» **EXERCISE PROMPT**
Each line below is to be written out in full, exactly as shown.

┌─ AVAILABLE RECORDS

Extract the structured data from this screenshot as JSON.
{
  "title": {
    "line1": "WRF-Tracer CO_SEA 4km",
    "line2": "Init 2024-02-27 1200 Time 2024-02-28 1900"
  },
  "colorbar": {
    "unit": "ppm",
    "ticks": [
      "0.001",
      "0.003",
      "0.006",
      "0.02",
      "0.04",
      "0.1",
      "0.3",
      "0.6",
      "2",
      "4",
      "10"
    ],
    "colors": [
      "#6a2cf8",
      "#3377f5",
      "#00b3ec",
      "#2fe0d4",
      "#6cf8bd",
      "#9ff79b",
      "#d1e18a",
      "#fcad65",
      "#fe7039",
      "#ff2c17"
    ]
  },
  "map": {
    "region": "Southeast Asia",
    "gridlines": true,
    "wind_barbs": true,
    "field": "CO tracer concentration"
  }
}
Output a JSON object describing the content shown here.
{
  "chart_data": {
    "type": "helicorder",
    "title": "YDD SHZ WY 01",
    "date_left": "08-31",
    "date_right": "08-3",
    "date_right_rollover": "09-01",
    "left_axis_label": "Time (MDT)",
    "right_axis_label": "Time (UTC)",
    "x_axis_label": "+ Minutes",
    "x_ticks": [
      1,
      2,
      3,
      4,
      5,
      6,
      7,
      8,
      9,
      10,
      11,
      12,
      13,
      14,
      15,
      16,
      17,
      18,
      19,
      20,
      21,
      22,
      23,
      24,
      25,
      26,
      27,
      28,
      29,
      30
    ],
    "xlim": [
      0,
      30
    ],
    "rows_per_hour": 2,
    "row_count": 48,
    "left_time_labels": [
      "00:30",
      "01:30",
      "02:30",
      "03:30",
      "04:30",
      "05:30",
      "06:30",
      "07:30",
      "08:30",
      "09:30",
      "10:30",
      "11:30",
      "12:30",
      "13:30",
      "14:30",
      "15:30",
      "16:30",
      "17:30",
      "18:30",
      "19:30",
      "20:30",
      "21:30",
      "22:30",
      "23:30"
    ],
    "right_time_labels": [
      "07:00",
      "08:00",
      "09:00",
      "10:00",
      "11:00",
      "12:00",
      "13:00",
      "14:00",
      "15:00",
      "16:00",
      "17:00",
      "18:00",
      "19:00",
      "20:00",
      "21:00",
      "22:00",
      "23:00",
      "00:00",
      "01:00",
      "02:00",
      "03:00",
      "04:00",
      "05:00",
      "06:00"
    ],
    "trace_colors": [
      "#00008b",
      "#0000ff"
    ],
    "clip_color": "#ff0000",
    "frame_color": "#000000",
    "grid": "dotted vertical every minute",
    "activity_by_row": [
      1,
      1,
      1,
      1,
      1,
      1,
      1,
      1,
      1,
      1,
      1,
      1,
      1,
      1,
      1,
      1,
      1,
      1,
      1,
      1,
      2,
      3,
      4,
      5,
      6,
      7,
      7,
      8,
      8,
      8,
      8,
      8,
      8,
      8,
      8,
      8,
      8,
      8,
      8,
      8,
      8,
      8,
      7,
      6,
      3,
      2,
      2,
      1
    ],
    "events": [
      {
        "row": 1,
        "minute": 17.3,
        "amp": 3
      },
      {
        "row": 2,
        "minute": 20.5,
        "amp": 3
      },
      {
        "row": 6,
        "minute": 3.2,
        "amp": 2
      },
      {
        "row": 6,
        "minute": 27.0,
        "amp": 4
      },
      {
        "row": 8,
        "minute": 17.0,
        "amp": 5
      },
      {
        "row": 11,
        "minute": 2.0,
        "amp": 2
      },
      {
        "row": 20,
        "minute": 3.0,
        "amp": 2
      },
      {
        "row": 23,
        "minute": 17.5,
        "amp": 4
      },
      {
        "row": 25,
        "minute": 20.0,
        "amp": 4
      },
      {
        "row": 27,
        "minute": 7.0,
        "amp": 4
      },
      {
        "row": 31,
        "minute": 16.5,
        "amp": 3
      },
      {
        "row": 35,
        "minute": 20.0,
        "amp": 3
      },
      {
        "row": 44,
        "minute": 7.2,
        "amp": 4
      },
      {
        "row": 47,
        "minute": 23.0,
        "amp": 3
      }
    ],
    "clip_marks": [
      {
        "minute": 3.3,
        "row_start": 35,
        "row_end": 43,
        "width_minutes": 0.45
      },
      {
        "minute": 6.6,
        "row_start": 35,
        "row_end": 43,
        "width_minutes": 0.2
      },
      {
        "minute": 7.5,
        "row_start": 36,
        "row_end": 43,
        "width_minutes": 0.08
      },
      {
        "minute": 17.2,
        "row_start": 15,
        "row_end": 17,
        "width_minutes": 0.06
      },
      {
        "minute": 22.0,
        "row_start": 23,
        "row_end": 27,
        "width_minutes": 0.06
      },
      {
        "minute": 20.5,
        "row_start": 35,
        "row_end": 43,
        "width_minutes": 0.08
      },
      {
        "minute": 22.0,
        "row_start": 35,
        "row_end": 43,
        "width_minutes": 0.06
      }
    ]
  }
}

└─

» **SOLUTION**
Extract the structured data from this screenshot as JSON.
{
  "title": {
    "line1": "WRF-Tracer CO_SEA 4km",
    "line2": "Init 2024-02-27 1200 Time 2024-02-28 1900"
  },
  "colorbar": {
    "unit": "ppm",
    "ticks": [
      "0.001",
      "0.003",
      "0.006",
      "0.02",
      "0.04",
      "0.1",
      "0.3",
      "0.6",
      "2",
      "4",
      "10"
    ],
    "colors": [
      "#6a2cf8",
      "#3377f5",
      "#00b3ec",
      "#2fe0d4",
      "#6cf8bd",
      "#9ff79b",
      "#d1e18a",
      "#fcad65",
      "#fe7039",
      "#ff2c17"
    ]
  },
  "map": {
    "region": "Southeast Asia",
    "gridlines": true,
    "wind_barbs": true,
    "field": "CO tracer concentration"
  }
}
Output a JSON object describing the content shown here.
{
  "chart_data": {
    "type": "helicorder",
    "title": "YDD SHZ WY 01",
    "date_left": "08-31",
    "date_right": "08-3",
    "date_right_rollover": "09-01",
    "left_axis_label": "Time (MDT)",
    "right_axis_label": "Time (UTC)",
    "x_axis_label": "+ Minutes",
    "x_ticks": [
      1,
      2,
      3,
      4,
      5,
      6,
      7,
      8,
      9,
      10,
      11,
      12,
      13,
      14,
      15,
      16,
      17,
      18,
      19,
      20,
      21,
      22,
      23,
      24,
      25,
      26,
      27,
      28,
      29,
      30
    ],
    "xlim": [
      0,
      30
    ],
    "rows_per_hour": 2,
    "row_count": 48,
    "left_time_labels": [
      "00:30",
      "01:30",
      "02:30",
      "03:30",
      "04:30",
      "05:30",
      "06:30",
      "07:30",
      "08:30",
      "09:30",
      "10:30",
      "11:30",
      "12:30",
      "13:30",
      "14:30",
      "15:30",
      "16:30",
      "17:30",
      "18:30",
      "19:30",
      "20:30",
      "21:30",
      "22:30",
      "23:30"
    ],
    "right_time_labels": [
      "07:00",
      "08:00",
      "09:00",
      "10:00",
      "11:00",
      "12:00",
      "13:00",
      "14:00",
      "15:00",
      "16:00",
      "17:00",
      "18:00",
      "19:00",
      "20:00",
      "21:00",
      "22:00",
      "23:00",
      "00:00",
      "01:00",
      "02:00",
      "03:00",
      "04:00",
      "05:00",
      "06:00"
    ],
    "trace_colors": [
      "#00008b",
      "#0000ff"
    ],
    "clip_color": "#ff0000",
    "frame_color": "#000000",
    "grid": "dotted vertical every minute",
    "activity_by_row": [
      1,
      1,
      1,
      1,
      1,
      1,
      1,
      1,
      1,
      1,
      1,
      1,
      1,
      1,
      1,
      1,
      1,
      1,
      1,
      1,
      2,
      3,
      4,
      5,
      6,
      7,
      7,
      8,
      8,
      8,
      8,
      8,
      8,
      8,
      8,
      8,
      8,
      8,
      8,
      8,
      8,
      8,
      7,
      6,
      3,
      2,
      2,
      1
    ],
    "events": [
      {
        "row": 1,
        "minute": 17.3,
        "amp": 3
      },
      {
        "row": 2,
        "minute": 20.5,
        "amp": 3
      },
      {
        "row": 6,
        "minute": 3.2,
        "amp": 2
      },
      {
        "row": 6,
        "minute": 27.0,
        "amp": 4
      },
      {
        "row": 8,
        "minute": 17.0,
        "amp": 5
      },
      {
        "row": 11,
        "minute": 2.0,
        "amp": 2
      },
      {
        "row": 20,
        "minute": 3.0,
        "amp": 2
      },
      {
        "row": 23,
        "minute": 17.5,
        "amp": 4
      },
      {
        "row": 25,
        "minute": 20.0,
        "amp": 4
      },
      {
        "row": 27,
        "minute": 7.0,
        "amp": 4
      },
      {
        "row": 31,
        "minute": 16.5,
        "amp": 3
      },
      {
        "row": 35,
        "minute": 20.0,
        "amp": 3
      },
      {
        "row": 44,
        "minute": 7.2,
        "amp": 4
      },
      {
        "row": 47,
        "minute": 23.0,
        "amp": 3
      }
    ],
    "clip_marks": [
      {
        "minute": 3.3,
        "row_start": 35,
        "row_end": 43,
        "width_minutes": 0.45
      },
      {
        "minute": 6.6,
        "row_start": 35,
        "row_end": 43,
        "width_minutes": 0.2
      },
      {
        "minute": 7.5,
        "row_start": 36,
        "row_end": 43,
        "width_minutes": 0.08
      },
      {
        "minute": 17.2,
        "row_start": 15,
        "row_end": 17,
        "width_minutes": 0.06
      },
      {
        "minute": 22.0,
        "row_start": 23,
        "row_end": 27,
        "width_minutes": 0.06
      },
      {
        "minute": 20.5,
        "row_start": 35,
        "row_end": 43,
        "width_minutes": 0.08
      },
      {
        "minute": 22.0,
        "row_start": 35,
        "row_end": 43,
        "width_minutes": 0.06
      }
    ]
  }
}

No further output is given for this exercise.